**WHAT THIS TASK INVOLVES:** Copy each line that has the string "right" somewhere in it.

**PROVIDED RECORDS:**
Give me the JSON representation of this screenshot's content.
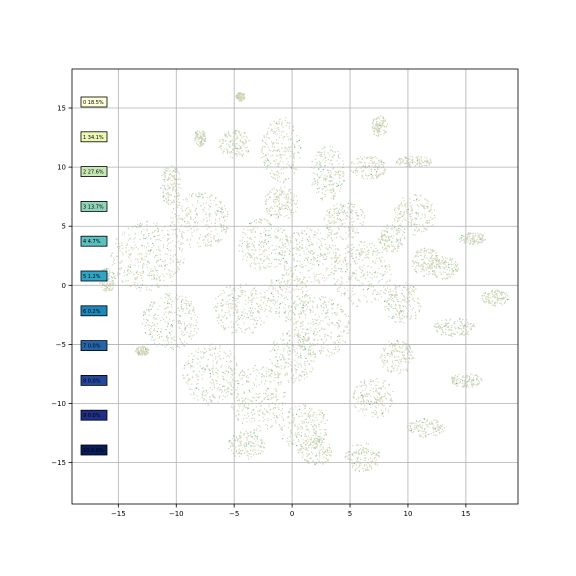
{
  "chart_data": {
    "type": "scatter",
    "title": "",
    "xlabel": "",
    "ylabel": "",
    "xlim": [
      -19,
      19.5
    ],
    "ylim": [
      -18.5,
      18.3
    ],
    "grid": true,
    "legend_placement": "left-inside",
    "x_ticks": [
      -15,
      -10,
      -5,
      0,
      5,
      10,
      15
    ],
    "y_ticks": [
      -15,
      -10,
      -5,
      0,
      5,
      10,
      15
    ],
    "x_tick_labels": [
      "−15",
      "−10",
      "−5",
      "0",
      "5",
      "10",
      "15"
    ],
    "y_tick_labels": [
      "−15",
      "−10",
      "−5",
      "0",
      "5",
      "10",
      "15"
    ],
    "legend": [
      {
        "label": "0 18.5%",
        "color": "#ffffd9",
        "text_color": "#000000"
      },
      {
        "label": "1 34.1%",
        "color": "#eef8b4",
        "text_color": "#000000"
      },
      {
        "label": "2 27.6%",
        "color": "#c7e9b4",
        "text_color": "#000000"
      },
      {
        "label": "3 13.7%",
        "color": "#8fd4b9",
        "text_color": "#000000"
      },
      {
        "label": "4 4.7%",
        "color": "#5bc0c0",
        "text_color": "#000000"
      },
      {
        "label": "5 1.2%",
        "color": "#2ea6c6",
        "text_color": "#000000"
      },
      {
        "label": "6 0.2%",
        "color": "#1d87bc",
        "text_color": "#000000"
      },
      {
        "label": "7 0.0%",
        "color": "#2365aa",
        "text_color": "#000000"
      },
      {
        "label": "8 0.0%",
        "color": "#24479c",
        "text_color": "#000000"
      },
      {
        "label": "9 0.0%",
        "color": "#1f2e86",
        "text_color": "#000000"
      },
      {
        "label": "10 0.0%",
        "color": "#081d58",
        "text_color": "#000000"
      }
    ],
    "point_colors": [
      "#d9d6c4",
      "#d7dab2",
      "#c6ddab",
      "#a9d3ad",
      "#86c2b3",
      "#6bb3b5"
    ],
    "clusters": [
      {
        "cx": -12.5,
        "cy": 2.5,
        "rx": 3.2,
        "ry": 3.0
      },
      {
        "cx": -10.5,
        "cy": -3.0,
        "rx": 2.5,
        "ry": 2.4
      },
      {
        "cx": -8.0,
        "cy": 5.5,
        "rx": 2.6,
        "ry": 2.4
      },
      {
        "cx": -10.5,
        "cy": 8.5,
        "rx": 0.9,
        "ry": 1.8
      },
      {
        "cx": -7.0,
        "cy": -7.5,
        "rx": 2.5,
        "ry": 2.6
      },
      {
        "cx": -3.0,
        "cy": -9.5,
        "rx": 2.4,
        "ry": 2.8
      },
      {
        "cx": -4.5,
        "cy": -2.0,
        "rx": 2.4,
        "ry": 2.2
      },
      {
        "cx": -2.5,
        "cy": 3.5,
        "rx": 2.2,
        "ry": 2.2
      },
      {
        "cx": 1.5,
        "cy": 2.5,
        "rx": 2.6,
        "ry": 2.4
      },
      {
        "cx": 2.5,
        "cy": -3.5,
        "rx": 2.5,
        "ry": 2.6
      },
      {
        "cx": 6.0,
        "cy": 1.0,
        "rx": 2.5,
        "ry": 2.8
      },
      {
        "cx": -1.0,
        "cy": 11.5,
        "rx": 1.7,
        "ry": 2.8
      },
      {
        "cx": 3.0,
        "cy": 9.5,
        "rx": 1.5,
        "ry": 2.4
      },
      {
        "cx": -5.0,
        "cy": 12.0,
        "rx": 1.4,
        "ry": 1.2
      },
      {
        "cx": 6.5,
        "cy": 10.0,
        "rx": 1.6,
        "ry": 1.0
      },
      {
        "cx": 10.5,
        "cy": 6.0,
        "rx": 1.8,
        "ry": 1.8
      },
      {
        "cx": 9.5,
        "cy": -1.5,
        "rx": 1.6,
        "ry": 1.8
      },
      {
        "cx": 7.0,
        "cy": -9.5,
        "rx": 1.8,
        "ry": 1.8
      },
      {
        "cx": 1.0,
        "cy": -12.0,
        "rx": 2.2,
        "ry": 2.0
      },
      {
        "cx": 6.0,
        "cy": -14.5,
        "rx": 1.6,
        "ry": 1.2
      },
      {
        "cx": 2.0,
        "cy": -14.0,
        "rx": 1.5,
        "ry": 1.2
      },
      {
        "cx": -4.0,
        "cy": -13.5,
        "rx": 1.6,
        "ry": 1.2
      },
      {
        "cx": 11.5,
        "cy": -12.0,
        "rx": 1.6,
        "ry": 0.8
      },
      {
        "cx": 14.0,
        "cy": -3.5,
        "rx": 1.8,
        "ry": 0.8
      },
      {
        "cx": 13.0,
        "cy": 1.5,
        "rx": 1.4,
        "ry": 1.0
      },
      {
        "cx": 17.5,
        "cy": -1.0,
        "rx": 1.2,
        "ry": 0.7
      },
      {
        "cx": 15.5,
        "cy": 4.0,
        "rx": 1.2,
        "ry": 0.5
      },
      {
        "cx": 10.5,
        "cy": 10.5,
        "rx": 1.6,
        "ry": 0.5
      },
      {
        "cx": 7.5,
        "cy": 13.5,
        "rx": 0.7,
        "ry": 0.9
      },
      {
        "cx": -4.5,
        "cy": 16.0,
        "rx": 0.4,
        "ry": 0.4
      },
      {
        "cx": -8.0,
        "cy": 12.5,
        "rx": 0.5,
        "ry": 0.7
      },
      {
        "cx": 15.0,
        "cy": -8.0,
        "rx": 1.4,
        "ry": 0.6
      },
      {
        "cx": -13.0,
        "cy": -5.5,
        "rx": 0.6,
        "ry": 0.4
      },
      {
        "cx": 0.0,
        "cy": -6.0,
        "rx": 2.0,
        "ry": 2.2
      },
      {
        "cx": 4.5,
        "cy": 5.5,
        "rx": 1.8,
        "ry": 1.6
      },
      {
        "cx": -0.5,
        "cy": -1.0,
        "rx": 2.0,
        "ry": 2.0
      },
      {
        "cx": 9.0,
        "cy": -6.0,
        "rx": 1.5,
        "ry": 1.5
      },
      {
        "cx": 11.5,
        "cy": 2.0,
        "rx": 1.2,
        "ry": 1.2
      },
      {
        "cx": -1.0,
        "cy": 7.0,
        "rx": 1.5,
        "ry": 1.4
      },
      {
        "cx": 8.5,
        "cy": 4.0,
        "rx": 1.2,
        "ry": 1.2
      },
      {
        "cx": -16.0,
        "cy": 0.5,
        "rx": 0.7,
        "ry": 1.0
      }
    ]
  }
}
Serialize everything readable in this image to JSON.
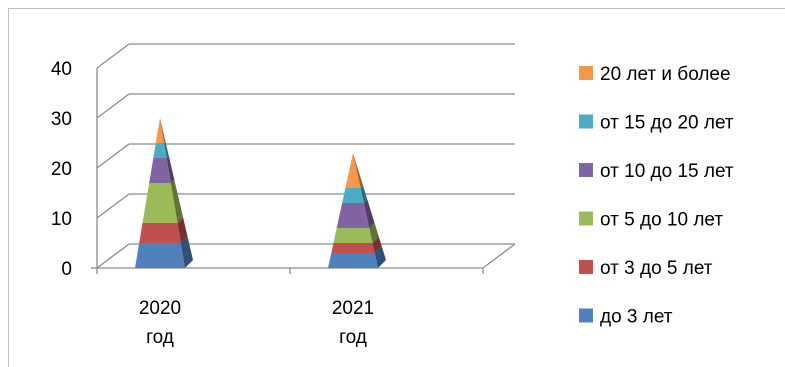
{
  "chart_data": {
    "type": "bar",
    "stacked": true,
    "shape": "pyramid-3d",
    "categories": [
      {
        "line1": "2020",
        "line2": "год"
      },
      {
        "line1": "2021",
        "line2": "год"
      }
    ],
    "yticks": [
      "0",
      "10",
      "20",
      "30",
      "40"
    ],
    "ylim": [
      0,
      40
    ],
    "grid": true,
    "legend_position": "right",
    "series": [
      {
        "name": "до 3 лет",
        "color": "#4f81bd",
        "values": [
          5,
          3
        ]
      },
      {
        "name": "от 3 до 5 лет",
        "color": "#c0504d",
        "values": [
          4,
          2
        ]
      },
      {
        "name": "от 5 до 10 лет",
        "color": "#9bbb59",
        "values": [
          8,
          3
        ]
      },
      {
        "name": "от 10 до 15 лет",
        "color": "#8064a2",
        "values": [
          5,
          5
        ]
      },
      {
        "name": "от 15 до 20 лет",
        "color": "#4bacc6",
        "values": [
          3,
          3
        ]
      },
      {
        "name": "20 лет и более",
        "color": "#f79646",
        "values": [
          5,
          7
        ]
      }
    ]
  }
}
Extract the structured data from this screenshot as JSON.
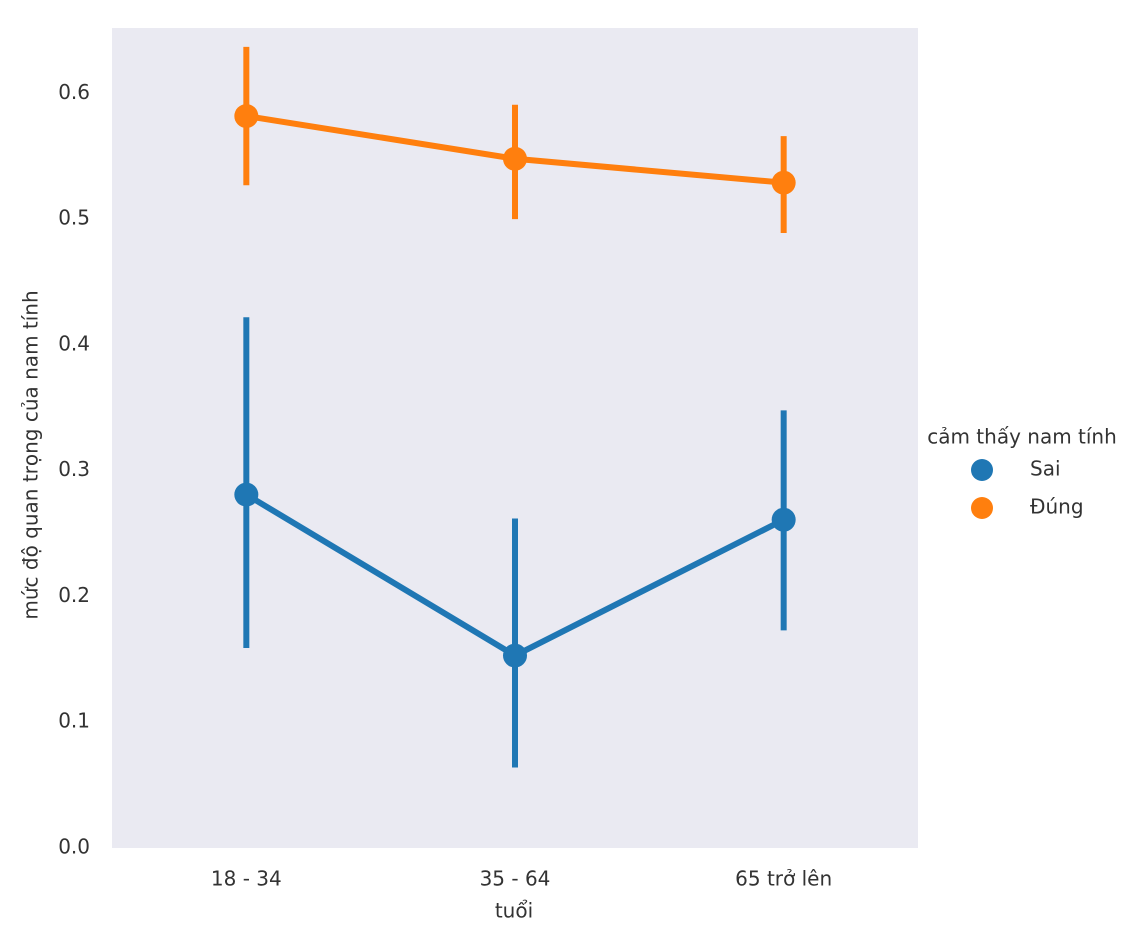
{
  "chart_data": {
    "type": "pointplot",
    "xlabel": "tuổi",
    "ylabel": "mức độ quan trọng của nam tính",
    "categories": [
      "18 - 34",
      "35 - 64",
      "65 trở lên"
    ],
    "series": [
      {
        "name": "Sai",
        "color": "#1f77b4",
        "values": [
          0.281,
          0.153,
          0.261
        ],
        "lower": [
          0.159,
          0.064,
          0.173
        ],
        "upper": [
          0.422,
          0.262,
          0.348
        ]
      },
      {
        "name": "Đúng",
        "color": "#ff7f0e",
        "values": [
          0.582,
          0.548,
          0.529
        ],
        "lower": [
          0.527,
          0.5,
          0.489
        ],
        "upper": [
          0.637,
          0.591,
          0.566
        ]
      }
    ],
    "ylim": [
      0,
      0.652
    ],
    "yticks": [
      {
        "value": 0,
        "label": "0.0"
      },
      0.1,
      0.2,
      0.3,
      0.4,
      0.5,
      0.6
    ],
    "grid": false,
    "legend": {
      "title": "cảm thấy nam tính",
      "position": "outside right"
    }
  }
}
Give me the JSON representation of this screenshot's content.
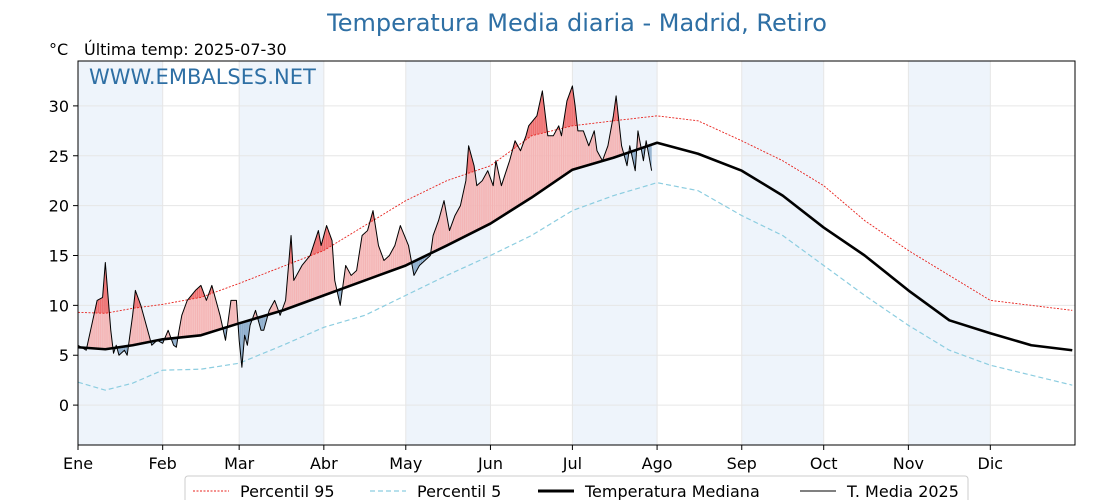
{
  "chart_data": {
    "type": "line",
    "title": "Temperatura Media diaria - Madrid, Retiro",
    "unit_label": "°C",
    "last_temp_label": "Última temp: 2025-07-30",
    "watermark": "WWW.EMBALSES.NET",
    "ylim": [
      -4,
      34.5
    ],
    "yticks": [
      0,
      5,
      10,
      15,
      20,
      25,
      30
    ],
    "grid": true,
    "months": [
      "Ene",
      "Feb",
      "Mar",
      "Abr",
      "May",
      "Jun",
      "Jul",
      "Ago",
      "Sep",
      "Oct",
      "Nov",
      "Dic"
    ],
    "month_start_days": [
      0,
      31,
      59,
      90,
      120,
      151,
      181,
      212,
      243,
      273,
      304,
      334
    ],
    "total_days": 365,
    "legend_position": "bottom",
    "legend": [
      {
        "key": "p95",
        "label": "Percentil 95"
      },
      {
        "key": "p5",
        "label": "Percentil 5"
      },
      {
        "key": "median",
        "label": "Temperatura Mediana"
      },
      {
        "key": "t2025",
        "label": "T. Media 2025"
      }
    ],
    "colors": {
      "p95": "#e8231e",
      "p5": "#8ccde0",
      "median": "#000000",
      "t2025": "#000000",
      "above_fill": "#f4b3b3",
      "above_p95_fill": "#ee6a6a",
      "below_fill": "#87a9c9",
      "band_fill": "#eef4fb",
      "title": "#2e6fa4"
    },
    "series": [
      {
        "name": "Percentil 95",
        "key": "p95",
        "x": [
          0,
          10,
          20,
          31,
          45,
          59,
          75,
          90,
          105,
          120,
          135,
          151,
          166,
          181,
          196,
          212,
          227,
          243,
          258,
          273,
          288,
          304,
          319,
          334,
          349,
          364
        ],
        "values": [
          9.3,
          9.2,
          9.7,
          10.1,
          10.8,
          12.2,
          13.9,
          15.5,
          18.0,
          20.5,
          22.5,
          24.0,
          27.0,
          28.0,
          28.5,
          29.0,
          28.5,
          26.5,
          24.5,
          22.0,
          18.5,
          15.5,
          13.0,
          10.5,
          10.0,
          9.5
        ]
      },
      {
        "name": "Percentil 5",
        "key": "p5",
        "x": [
          0,
          10,
          20,
          31,
          45,
          59,
          75,
          90,
          105,
          120,
          135,
          151,
          166,
          181,
          196,
          212,
          227,
          243,
          258,
          273,
          288,
          304,
          319,
          334,
          349,
          364
        ],
        "values": [
          2.3,
          1.5,
          2.2,
          3.5,
          3.6,
          4.2,
          6.0,
          7.8,
          9.0,
          11.0,
          13.0,
          15.0,
          17.0,
          19.5,
          21.0,
          22.3,
          21.5,
          19.0,
          17.0,
          14.0,
          11.0,
          8.0,
          5.5,
          4.0,
          3.0,
          2.0
        ]
      },
      {
        "name": "Temperatura Mediana",
        "key": "median",
        "x": [
          0,
          10,
          20,
          31,
          45,
          59,
          75,
          90,
          105,
          120,
          135,
          151,
          166,
          181,
          196,
          212,
          227,
          243,
          258,
          273,
          288,
          304,
          319,
          334,
          349,
          364
        ],
        "values": [
          5.8,
          5.6,
          6.0,
          6.6,
          7.0,
          8.2,
          9.5,
          11.0,
          12.5,
          14.0,
          16.0,
          18.2,
          20.8,
          23.6,
          24.8,
          26.3,
          25.2,
          23.5,
          21.0,
          17.8,
          15.0,
          11.5,
          8.5,
          7.2,
          6.0,
          5.5
        ]
      },
      {
        "name": "T. Media 2025",
        "key": "t2025",
        "x": [
          0,
          3,
          5,
          7,
          9,
          10,
          12,
          13,
          14,
          15,
          17,
          18,
          20,
          21,
          23,
          24,
          26,
          27,
          29,
          31,
          33,
          35,
          36,
          37,
          38,
          40,
          43,
          45,
          47,
          49,
          51,
          52,
          54,
          56,
          58,
          59,
          60,
          61,
          62,
          63,
          65,
          67,
          68,
          70,
          72,
          74,
          76,
          78,
          79,
          82,
          85,
          88,
          89,
          91,
          93,
          94,
          96,
          98,
          100,
          102,
          104,
          106,
          108,
          110,
          112,
          114,
          116,
          118,
          121,
          123,
          125,
          127,
          129,
          130,
          132,
          134,
          136,
          138,
          140,
          142,
          143,
          145,
          146,
          148,
          150,
          152,
          153,
          155,
          158,
          160,
          162,
          164,
          165,
          168,
          170,
          172,
          174,
          176,
          177,
          179,
          181,
          182,
          183,
          185,
          187,
          189,
          190,
          192,
          194,
          196,
          197,
          199,
          201,
          202,
          204,
          205,
          207,
          208,
          210
        ],
        "values": [
          6.0,
          5.5,
          8.0,
          10.5,
          10.8,
          14.3,
          7.5,
          5.2,
          6.0,
          5.0,
          5.5,
          5.0,
          9.0,
          11.5,
          10.0,
          9.0,
          7.0,
          6.0,
          6.5,
          6.2,
          7.5,
          6.0,
          5.8,
          7.5,
          9.0,
          10.5,
          11.5,
          12.0,
          10.5,
          12.0,
          10.0,
          9.0,
          6.5,
          10.5,
          10.5,
          6.5,
          3.8,
          7.0,
          6.0,
          8.0,
          9.5,
          7.5,
          7.5,
          9.5,
          10.5,
          9.0,
          10.5,
          17.0,
          12.5,
          14.0,
          15.0,
          17.5,
          16.0,
          18.0,
          16.5,
          12.5,
          10.0,
          14.0,
          13.0,
          13.5,
          17.0,
          17.5,
          19.5,
          16.0,
          14.5,
          15.0,
          16.0,
          18.0,
          16.0,
          13.0,
          14.0,
          14.5,
          15.0,
          17.0,
          18.5,
          20.5,
          17.5,
          19.0,
          20.0,
          22.5,
          26.0,
          24.0,
          22.0,
          22.5,
          23.5,
          22.0,
          24.5,
          22.0,
          24.5,
          26.5,
          25.5,
          27.0,
          28.0,
          29.0,
          31.5,
          27.0,
          27.0,
          28.0,
          27.0,
          30.5,
          32.0,
          30.0,
          27.5,
          27.5,
          26.0,
          27.5,
          25.5,
          24.5,
          26.0,
          29.0,
          31.0,
          26.0,
          24.0,
          26.0,
          23.5,
          27.5,
          24.5,
          26.5,
          23.5
        ]
      }
    ]
  }
}
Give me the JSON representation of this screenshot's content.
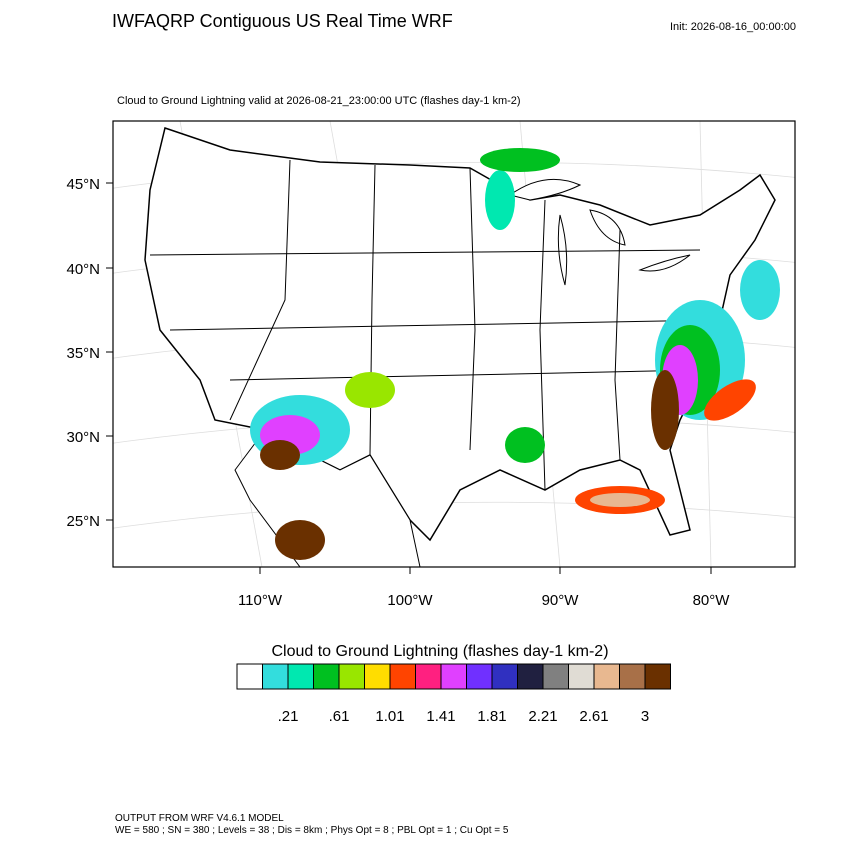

**FINAL RESULT:**
    "legend_position": "right",
      "position": "outside right"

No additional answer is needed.